- [EXERCISE REQUIREMENTS]: All the data must come back unchanged, except that pictures are left out.

- [ENTRIES SHOWN]:
____

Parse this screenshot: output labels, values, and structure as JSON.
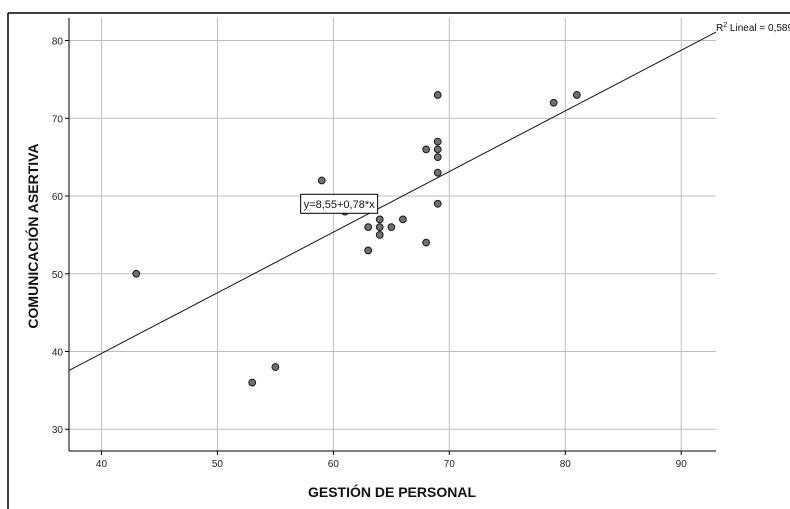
{
  "chart_data": {
    "type": "scatter",
    "xlabel": "GESTIÓN DE PERSONAL",
    "ylabel": "COMUNICACIÓN ASERTIVA",
    "xlim": [
      37.2,
      93
    ],
    "ylim": [
      27.2,
      82.9
    ],
    "x_ticks": [
      "40",
      "50",
      "60",
      "70",
      "80",
      "90"
    ],
    "y_ticks": [
      "30",
      "40",
      "50",
      "60",
      "70",
      "80"
    ],
    "grid": true,
    "points": [
      {
        "x": 43,
        "y": 50
      },
      {
        "x": 53,
        "y": 36
      },
      {
        "x": 55,
        "y": 38
      },
      {
        "x": 59,
        "y": 62
      },
      {
        "x": 59,
        "y": 59
      },
      {
        "x": 61,
        "y": 59
      },
      {
        "x": 61,
        "y": 58
      },
      {
        "x": 63,
        "y": 56
      },
      {
        "x": 63,
        "y": 53
      },
      {
        "x": 64,
        "y": 57
      },
      {
        "x": 64,
        "y": 56
      },
      {
        "x": 64,
        "y": 55
      },
      {
        "x": 65,
        "y": 56
      },
      {
        "x": 66,
        "y": 57
      },
      {
        "x": 68,
        "y": 66
      },
      {
        "x": 68,
        "y": 54
      },
      {
        "x": 69,
        "y": 73
      },
      {
        "x": 69,
        "y": 67
      },
      {
        "x": 69,
        "y": 66
      },
      {
        "x": 69,
        "y": 65
      },
      {
        "x": 69,
        "y": 63
      },
      {
        "x": 69,
        "y": 59
      },
      {
        "x": 79,
        "y": 72
      },
      {
        "x": 81,
        "y": 73
      }
    ],
    "fit_line": {
      "intercept": 8.55,
      "slope": 0.78
    },
    "equation_label": "y=8,55+0,78*x",
    "r2_label_prefix": "R",
    "r2_label_sup": "2",
    "r2_label_suffix": " Lineal = 0,589",
    "colors": {
      "point_fill": "#707070",
      "point_stroke": "#1a1a1a",
      "grid": "#bdbdbd",
      "line": "#111111",
      "frame": "#000000"
    }
  }
}
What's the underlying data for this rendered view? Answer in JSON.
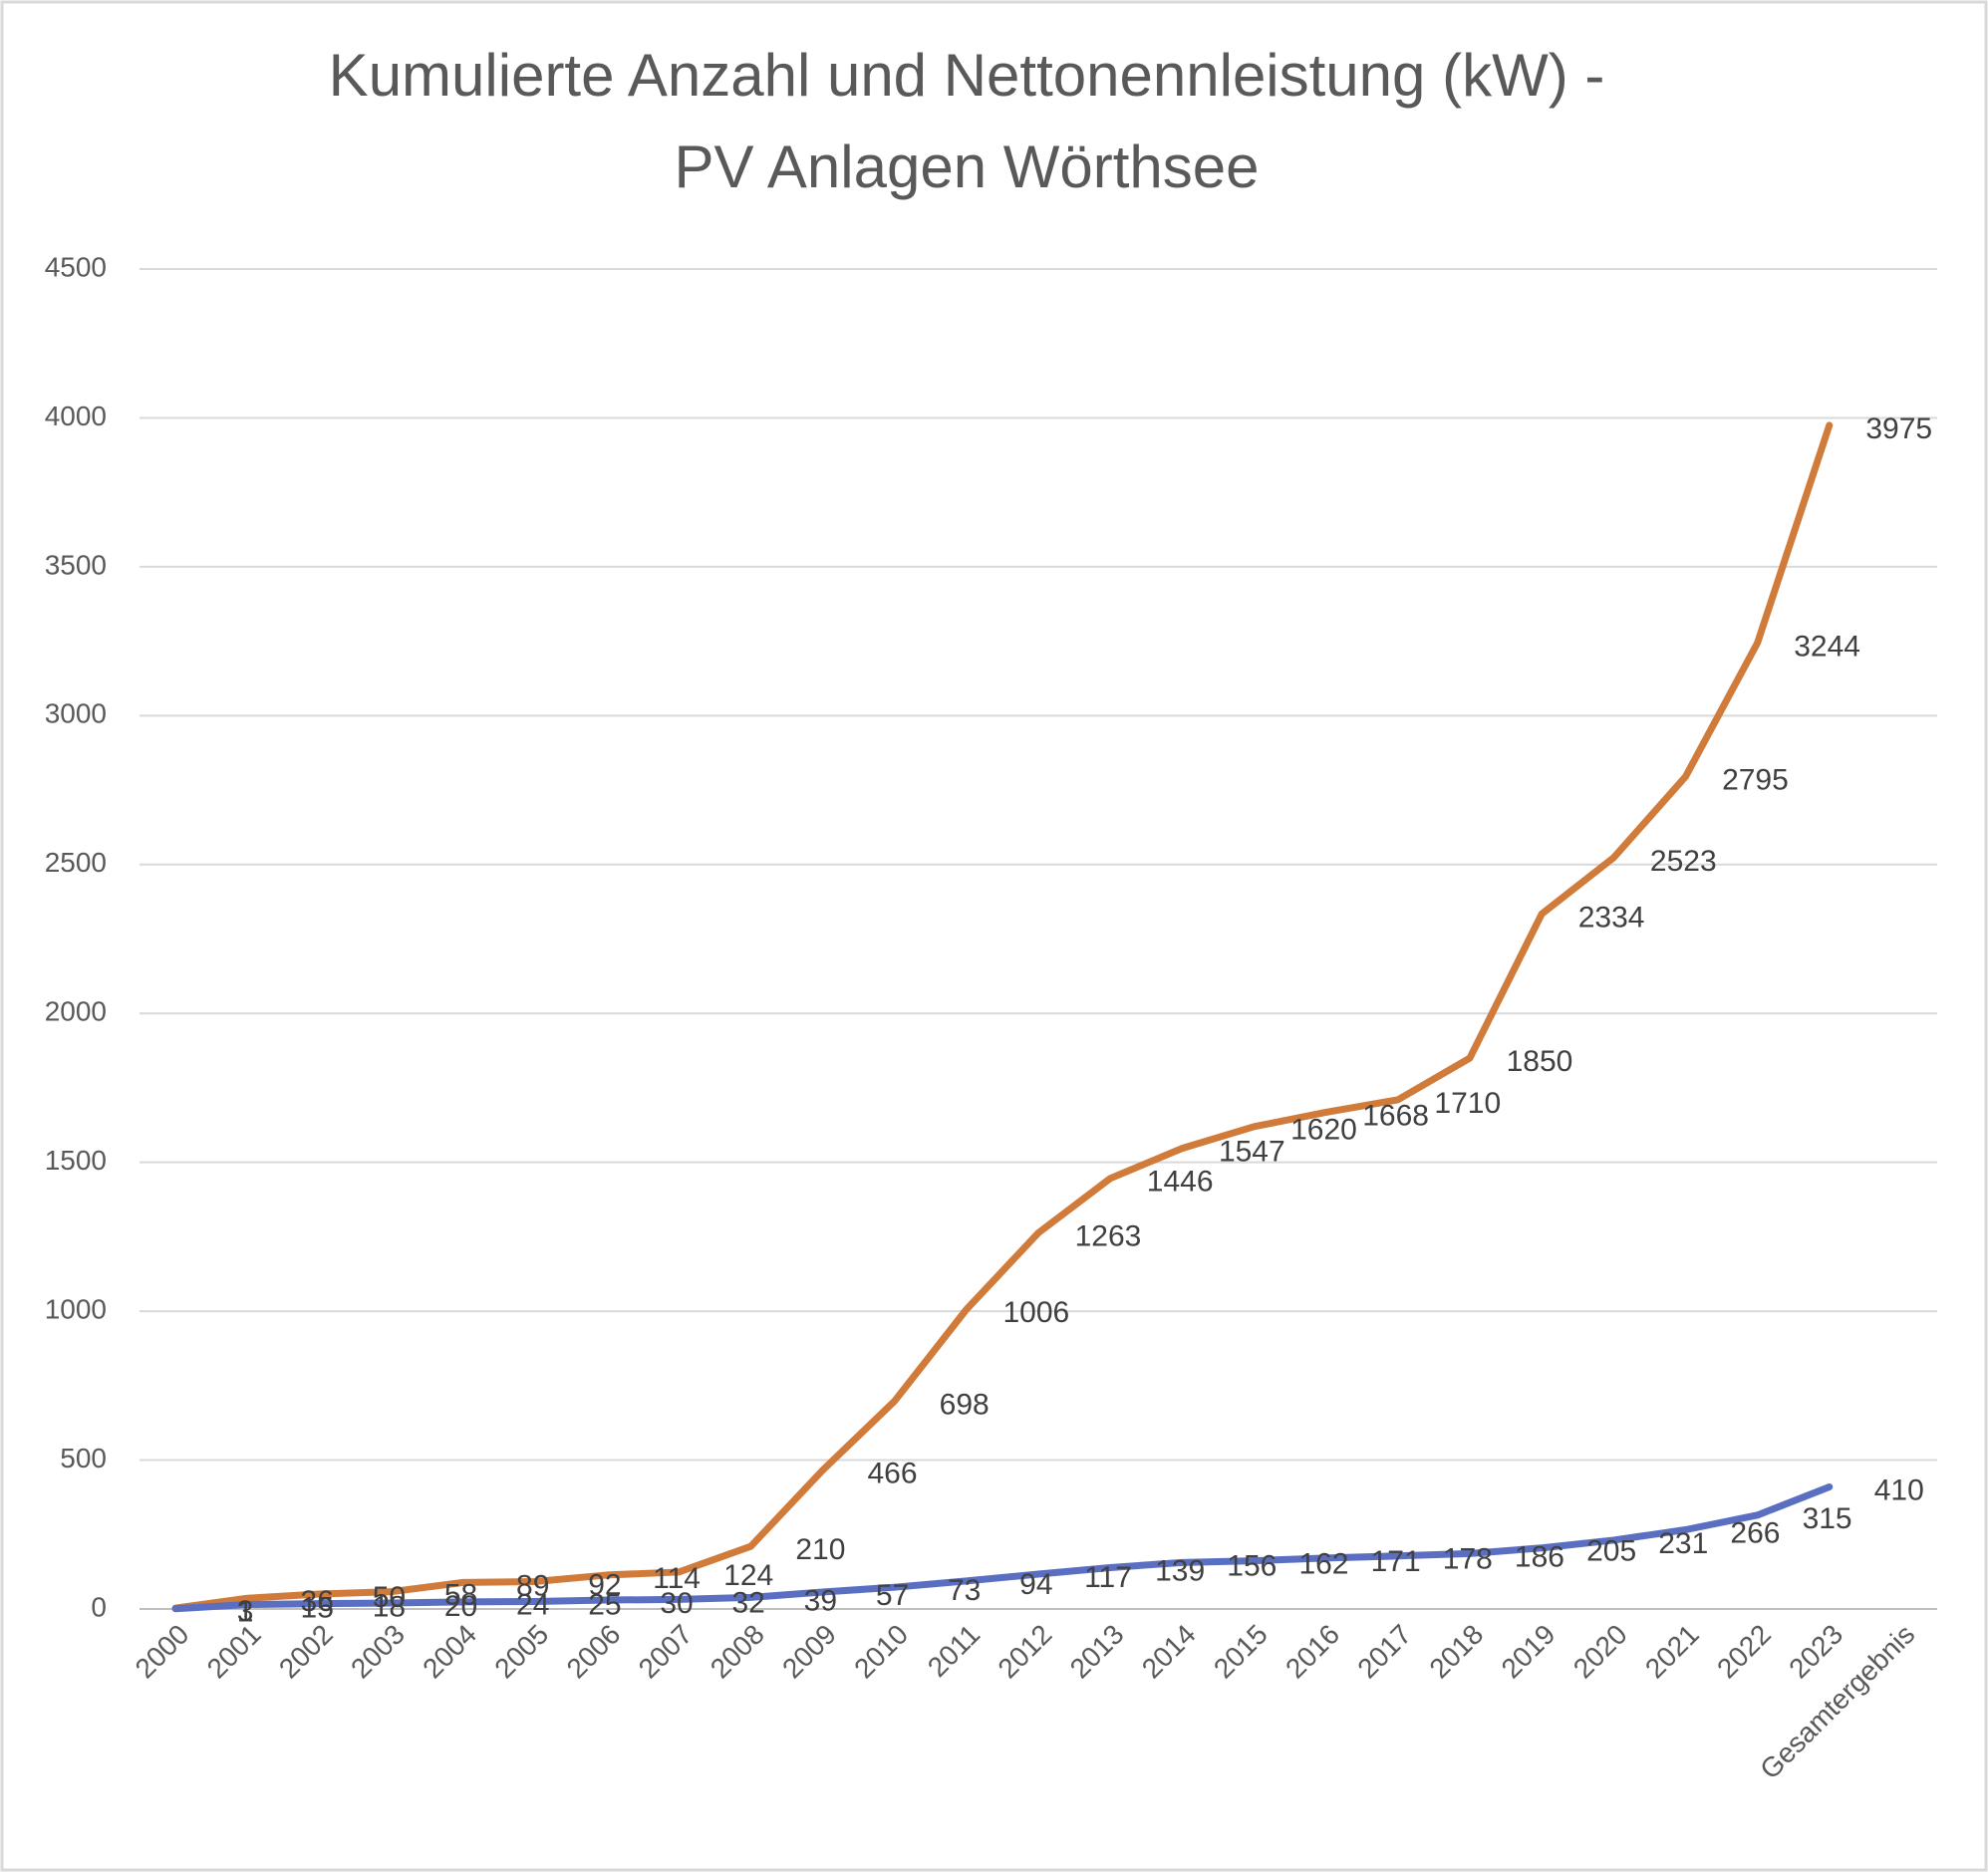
{
  "chart_data": {
    "type": "line",
    "title": [
      "Kumulierte Anzahl und Nettonennleistung (kW) -",
      "PV Anlagen Wörthsee"
    ],
    "categories": [
      "2000",
      "2001",
      "2002",
      "2003",
      "2004",
      "2005",
      "2006",
      "2007",
      "2008",
      "2009",
      "2010",
      "2011",
      "2012",
      "2013",
      "2014",
      "2015",
      "2016",
      "2017",
      "2018",
      "2019",
      "2020",
      "2021",
      "2022",
      "2023",
      "Gesamtergebnis"
    ],
    "series": [
      {
        "color": "#d07b3a",
        "values": [
          3,
          36,
          50,
          58,
          89,
          92,
          114,
          124,
          210,
          466,
          698,
          1006,
          1263,
          1446,
          1547,
          1620,
          1668,
          1710,
          1850,
          2334,
          2523,
          2795,
          3244,
          3975,
          null
        ]
      },
      {
        "color": "#5a6fc1",
        "values": [
          1,
          15,
          18,
          20,
          24,
          25,
          30,
          32,
          39,
          57,
          73,
          94,
          117,
          139,
          156,
          162,
          171,
          178,
          186,
          205,
          231,
          266,
          315,
          410,
          null
        ]
      }
    ],
    "ylim": [
      0,
      4500
    ],
    "yticks": [
      0,
      500,
      1000,
      1500,
      2000,
      2500,
      3000,
      3500,
      4000,
      4500
    ],
    "grid": true
  }
}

____

- [IN RESPONSE]:
Parse this screenshot: output labels, values, and structure as JSON.
{
  "chart_data": {
    "type": "scatter",
    "xlabel": "GESTIÓN DE PERSONAL",
    "ylabel": "COMUNICACIÓN ASERTIVA",
    "xlim": [
      37.2,
      93
    ],
    "ylim": [
      27.2,
      82.9
    ],
    "x_ticks": [
      "40",
      "50",
      "60",
      "70",
      "80",
      "90"
    ],
    "y_ticks": [
      "30",
      "40",
      "50",
      "60",
      "70",
      "80"
    ],
    "grid": true,
    "points": [
      {
        "x": 43,
        "y": 50
      },
      {
        "x": 53,
        "y": 36
      },
      {
        "x": 55,
        "y": 38
      },
      {
        "x": 59,
        "y": 62
      },
      {
        "x": 59,
        "y": 59
      },
      {
        "x": 61,
        "y": 59
      },
      {
        "x": 61,
        "y": 58
      },
      {
        "x": 63,
        "y": 56
      },
      {
        "x": 63,
        "y": 53
      },
      {
        "x": 64,
        "y": 57
      },
      {
        "x": 64,
        "y": 56
      },
      {
        "x": 64,
        "y": 55
      },
      {
        "x": 65,
        "y": 56
      },
      {
        "x": 66,
        "y": 57
      },
      {
        "x": 68,
        "y": 66
      },
      {
        "x": 68,
        "y": 54
      },
      {
        "x": 69,
        "y": 73
      },
      {
        "x": 69,
        "y": 67
      },
      {
        "x": 69,
        "y": 66
      },
      {
        "x": 69,
        "y": 65
      },
      {
        "x": 69,
        "y": 63
      },
      {
        "x": 69,
        "y": 59
      },
      {
        "x": 79,
        "y": 72
      },
      {
        "x": 81,
        "y": 73
      }
    ],
    "fit_line": {
      "intercept": 8.55,
      "slope": 0.78
    },
    "equation_label": "y=8,55+0,78*x",
    "r2_label_prefix": "R",
    "r2_label_sup": "2",
    "r2_label_suffix": " Lineal = 0,589",
    "colors": {
      "point_fill": "#707070",
      "point_stroke": "#1a1a1a",
      "grid": "#bdbdbd",
      "line": "#111111",
      "frame": "#000000"
    }
  }
}
What's the underlying data for this rendered view? Answer in JSON.
{
  "chart_data": {
    "type": "line",
    "title": [
      "Kumulierte Anzahl und Nettonennleistung (kW) -",
      "PV Anlagen Wörthsee"
    ],
    "categories": [
      "2000",
      "2001",
      "2002",
      "2003",
      "2004",
      "2005",
      "2006",
      "2007",
      "2008",
      "2009",
      "2010",
      "2011",
      "2012",
      "2013",
      "2014",
      "2015",
      "2016",
      "2017",
      "2018",
      "2019",
      "2020",
      "2021",
      "2022",
      "2023",
      "Gesamtergebnis"
    ],
    "series": [
      {
        "color": "#d07b3a",
        "values": [
          3,
          36,
          50,
          58,
          89,
          92,
          114,
          124,
          210,
          466,
          698,
          1006,
          1263,
          1446,
          1547,
          1620,
          1668,
          1710,
          1850,
          2334,
          2523,
          2795,
          3244,
          3975,
          null
        ]
      },
      {
        "color": "#5a6fc1",
        "values": [
          1,
          15,
          18,
          20,
          24,
          25,
          30,
          32,
          39,
          57,
          73,
          94,
          117,
          139,
          156,
          162,
          171,
          178,
          186,
          205,
          231,
          266,
          315,
          410,
          null
        ]
      }
    ],
    "ylim": [
      0,
      4500
    ],
    "yticks": [
      0,
      500,
      1000,
      1500,
      2000,
      2500,
      3000,
      3500,
      4000,
      4500
    ],
    "grid": true
  }
}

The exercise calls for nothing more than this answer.